**Aim**.
Could you repeat the records below exactly, leaving out any pictures?

**Extracted data**.
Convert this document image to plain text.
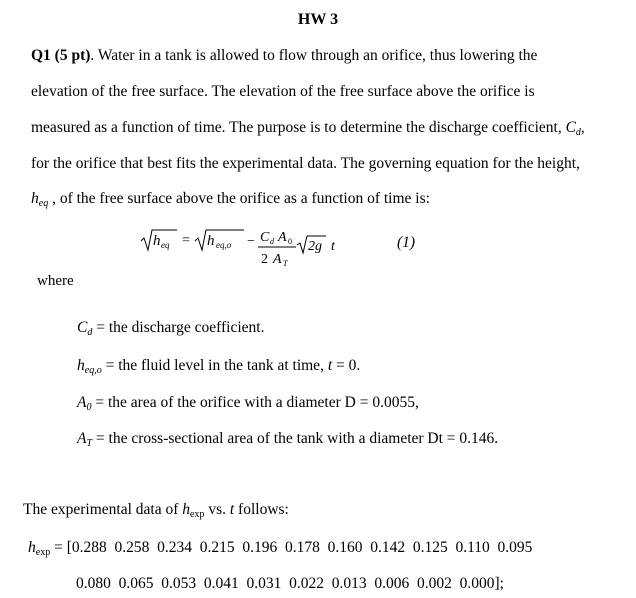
HW 3
Q1 (5 pt). Water in a tank is allowed to flow through an orifice, thus lowering the
elevation of the free surface. The elevation of the free surface above the orifice is
measured as a function of time. The purpose is to determine the discharge coefficient, $C_d$,
for the orifice that best fits the experimental data. The governing equation for the height,
$h_{eq}$ , of the free surface above the orifice as a function of time is:
h eq = h eq,o − C d A 0
2 A T
2g t	(1)
where
$C_d$ = the discharge coefficient.
$h_{eq,o}$ = the fluid level in the tank at time, t = 0.
$A_0$ = the area of the orifice with a diameter D = 0.0055,
$A_T$ = the cross-sectional area of the tank with a diameter Dt = 0.146.
The experimental data of $h_{exp}$ vs. t follows:
$h_{exp} = [0.288$  0.258  0.234  0.215  0.196  0.178  0.160  0.142  0.125  0.110  0.095
0.080  0.065  0.053  0.041  0.031  0.022  0.013  0.006  0.002  0.000];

**Final result**.
Convert this document image to plain text.
HW 3
Q1 (5 pt). Water in a tank is allowed to flow through an orifice, thus lowering the
elevation of the free surface. The elevation of the free surface above the orifice is
measured as a function of time. The purpose is to determine the discharge coefficient, $C_d$,
for the orifice that best fits the experimental data. The governing equation for the height,
$h_{eq}$ , of the free surface above the orifice as a function of time is:
h eq = h eq,o − C d A 0
2 A T
2g t	(1)
where
$C_d$ = the discharge coefficient.
$h_{eq,o}$ = the fluid level in the tank at time, t = 0.
$A_0$ = the area of the orifice with a diameter D = 0.0055,
$A_T$ = the cross-sectional area of the tank with a diameter Dt = 0.146.
The experimental data of $h_{exp}$ vs. t follows:
$h_{exp} = [0.288$  0.258  0.234  0.215  0.196  0.178  0.160  0.142  0.125  0.110  0.095
0.080  0.065  0.053  0.041  0.031  0.022  0.013  0.006  0.002  0.000];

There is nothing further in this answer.